====== Recorded information

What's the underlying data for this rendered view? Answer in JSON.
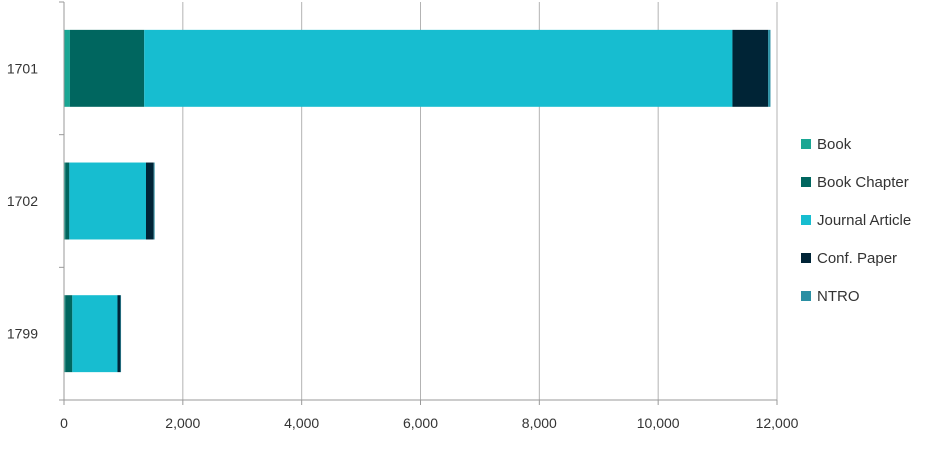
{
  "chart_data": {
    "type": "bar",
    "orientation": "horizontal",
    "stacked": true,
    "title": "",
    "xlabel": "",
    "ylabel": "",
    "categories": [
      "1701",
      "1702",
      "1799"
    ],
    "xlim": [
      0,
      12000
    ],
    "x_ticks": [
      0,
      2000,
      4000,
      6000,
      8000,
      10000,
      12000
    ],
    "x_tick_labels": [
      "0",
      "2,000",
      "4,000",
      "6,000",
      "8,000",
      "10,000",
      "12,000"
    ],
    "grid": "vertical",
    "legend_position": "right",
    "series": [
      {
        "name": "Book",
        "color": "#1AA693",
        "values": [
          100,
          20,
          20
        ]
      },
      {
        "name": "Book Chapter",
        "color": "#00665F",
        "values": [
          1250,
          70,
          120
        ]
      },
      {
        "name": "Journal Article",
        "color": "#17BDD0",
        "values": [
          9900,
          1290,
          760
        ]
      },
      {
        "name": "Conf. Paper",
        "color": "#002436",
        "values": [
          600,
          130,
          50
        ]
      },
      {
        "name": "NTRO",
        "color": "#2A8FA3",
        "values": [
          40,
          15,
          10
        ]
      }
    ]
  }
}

============

**Instructions to follow**:
Omit the pictures and restate the rest of the records verbatim.

**Exercise answer**:
What's the underlying data for this rendered view? Answer in JSON.
{
  "chart_data": {
    "type": "bar",
    "orientation": "horizontal",
    "stacked": true,
    "title": "",
    "xlabel": "",
    "ylabel": "",
    "categories": [
      "1701",
      "1702",
      "1799"
    ],
    "xlim": [
      0,
      12000
    ],
    "x_ticks": [
      0,
      2000,
      4000,
      6000,
      8000,
      10000,
      12000
    ],
    "x_tick_labels": [
      "0",
      "2,000",
      "4,000",
      "6,000",
      "8,000",
      "10,000",
      "12,000"
    ],
    "grid": "vertical",
    "legend_position": "right",
    "series": [
      {
        "name": "Book",
        "color": "#1AA693",
        "values": [
          100,
          20,
          20
        ]
      },
      {
        "name": "Book Chapter",
        "color": "#00665F",
        "values": [
          1250,
          70,
          120
        ]
      },
      {
        "name": "Journal Article",
        "color": "#17BDD0",
        "values": [
          9900,
          1290,
          760
        ]
      },
      {
        "name": "Conf. Paper",
        "color": "#002436",
        "values": [
          600,
          130,
          50
        ]
      },
      {
        "name": "NTRO",
        "color": "#2A8FA3",
        "values": [
          40,
          15,
          10
        ]
      }
    ]
  }
}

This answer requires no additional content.